▸ **Exercise objective**: Extract the text of every entry below exactly; leave images out.

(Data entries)
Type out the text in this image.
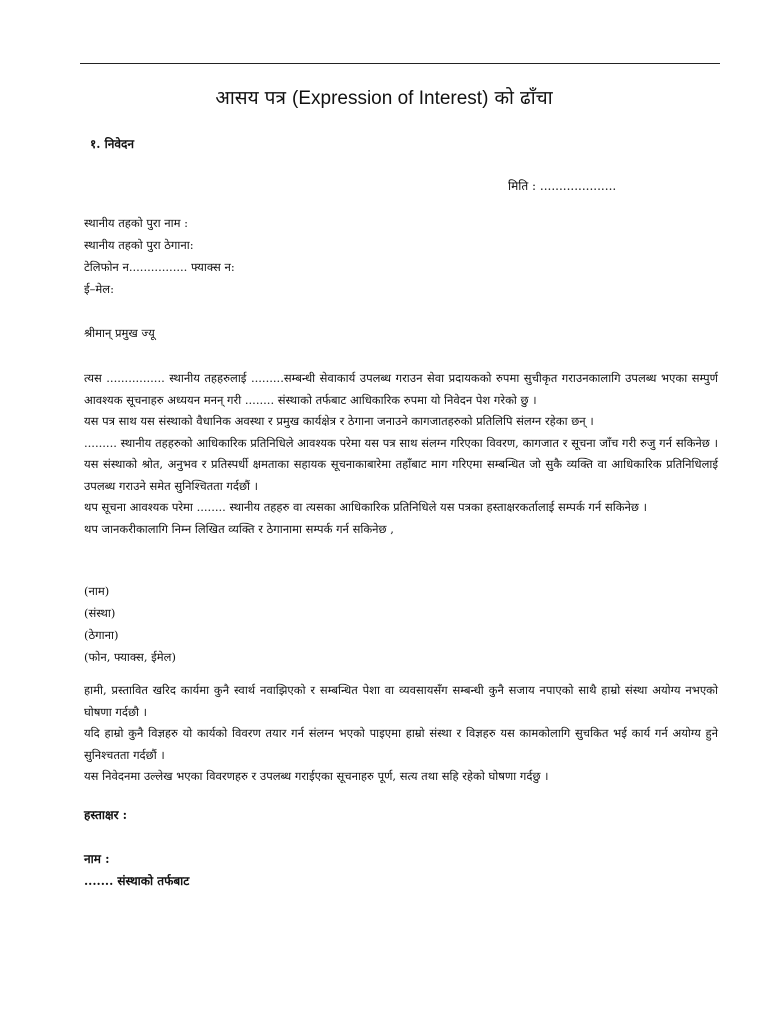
आसय पत्र (Expression of Interest) को ढाँचा
१. निवेदन
मिति : ....................
स्थानीय तहको पुरा नाम :
स्थानीय तहको पुरा ठेगाना:
टेलिफोन न................ फ्याक्स न:
ई–मेल:
श्रीमान् प्रमुख ज्यू
त्यस ................ स्थानीय तहहरुलाई .........सम्बन्धी सेवाकार्य उपलब्ध गराउन सेवा प्रदायकको रुपमा सुचीकृत गराउनकालागि उपलब्ध भएका सम्पुर्ण आवश्यक सूचनाहरु अध्ययन मनन् गरी ........ संस्थाको तर्फबाट आधिकारिक रुपमा यो निवेदन पेश गरेको छु ।
यस पत्र साथ यस संस्थाको वैधानिक अवस्था र प्रमुख कार्यक्षेत्र र ठेगाना जनाउने कागजातहरुको प्रतिलिपि संलग्न रहेका छन् ।
......... स्थानीय तहहरुको आधिकारिक प्रतिनिधिले आवश्यक परेमा यस पत्र साथ संलग्न गरिएका विवरण, कागजात र सूचना जाँच गरी रुजु गर्न सकिनेछ । यस संस्थाको श्रोत, अनुभव र प्रतिस्पर्धी क्षमताका सहायक सूचनाकाबारेमा तहाँबाट माग गरिएमा सम्बन्धित जो सुकै व्यक्ति वा आधिकारिक प्रतिनिधिलाई उपलब्ध गराउने समेत सुनिश्चितता गर्दछौं ।
थप सूचना आवश्यक परेमा ........ स्थानीय तहहरु वा त्यसका आधिकारिक प्रतिनिधिले यस पत्रका हस्ताक्षरकर्तालाई सम्पर्क गर्न सकिनेछ ।
थप जानकरीकालागि निम्न लिखित व्यक्ति र ठेगानामा सम्पर्क गर्न सकिनेछ ,
(नाम)
(संस्था)
(ठेगाना)
(फोन, फ्याक्स, ईमेल)
हामी, प्रस्तावित खरिद कार्यमा कुनै स्वार्थ नवाझिएको र सम्बन्धित पेशा वा व्यवसायसँग सम्बन्धी कुनै सजाय नपाएको साथै हाम्रो संस्था अयोग्य नभएको घोषणा गर्दछौ ।
यदि हाम्रो कुनै विज्ञहरु यो कार्यको विवरण तयार गर्न संलग्न भएको पाइएमा हाम्रो संस्था र विज्ञहरु यस कामकोलागि सुचकित भई कार्य गर्न अयोग्य हुने सुनिश्चतता गर्दछौं ।
यस निवेदनमा उल्लेख भएका विवरणहरु र उपलब्ध गराईएका सूचनाहरु पूर्ण, सत्य तथा सहि रहेको घोषणा गर्दछु ।
हस्ताक्षर :
नाम :
....... संस्थाको तर्फबाट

▸ **Task response**:
Type out the text in this image.
आसय पत्र (Expression of Interest) को ढाँचा
१. निवेदन
मिति : ....................
स्थानीय तहको पुरा नाम :
स्थानीय तहको पुरा ठेगाना:
टेलिफोन न................ फ्याक्स न:
ई–मेल:
श्रीमान् प्रमुख ज्यू
त्यस ................ स्थानीय तहहरुलाई .........सम्बन्धी सेवाकार्य उपलब्ध गराउन सेवा प्रदायकको रुपमा सुचीकृत गराउनकालागि उपलब्ध भएका सम्पुर्ण आवश्यक सूचनाहरु अध्ययन मनन् गरी ........ संस्थाको तर्फबाट आधिकारिक रुपमा यो निवेदन पेश गरेको छु ।
यस पत्र साथ यस संस्थाको वैधानिक अवस्था र प्रमुख कार्यक्षेत्र र ठेगाना जनाउने कागजातहरुको प्रतिलिपि संलग्न रहेका छन् ।
......... स्थानीय तहहरुको आधिकारिक प्रतिनिधिले आवश्यक परेमा यस पत्र साथ संलग्न गरिएका विवरण, कागजात र सूचना जाँच गरी रुजु गर्न सकिनेछ । यस संस्थाको श्रोत, अनुभव र प्रतिस्पर्धी क्षमताका सहायक सूचनाकाबारेमा तहाँबाट माग गरिएमा सम्बन्धित जो सुकै व्यक्ति वा आधिकारिक प्रतिनिधिलाई उपलब्ध गराउने समेत सुनिश्चितता गर्दछौं ।
थप सूचना आवश्यक परेमा ........ स्थानीय तहहरु वा त्यसका आधिकारिक प्रतिनिधिले यस पत्रका हस्ताक्षरकर्तालाई सम्पर्क गर्न सकिनेछ ।
थप जानकरीकालागि निम्न लिखित व्यक्ति र ठेगानामा सम्पर्क गर्न सकिनेछ ,
(नाम)
(संस्था)
(ठेगाना)
(फोन, फ्याक्स, ईमेल)
हामी, प्रस्तावित खरिद कार्यमा कुनै स्वार्थ नवाझिएको र सम्बन्धित पेशा वा व्यवसायसँग सम्बन्धी कुनै सजाय नपाएको साथै हाम्रो संस्था अयोग्य नभएको घोषणा गर्दछौ ।
यदि हाम्रो कुनै विज्ञहरु यो कार्यको विवरण तयार गर्न संलग्न भएको पाइएमा हाम्रो संस्था र विज्ञहरु यस कामकोलागि सुचकित भई कार्य गर्न अयोग्य हुने सुनिश्चतता गर्दछौं ।
यस निवेदनमा उल्लेख भएका विवरणहरु र उपलब्ध गराईएका सूचनाहरु पूर्ण, सत्य तथा सहि रहेको घोषणा गर्दछु ।
हस्ताक्षर :
नाम :
....... संस्थाको तर्फबाट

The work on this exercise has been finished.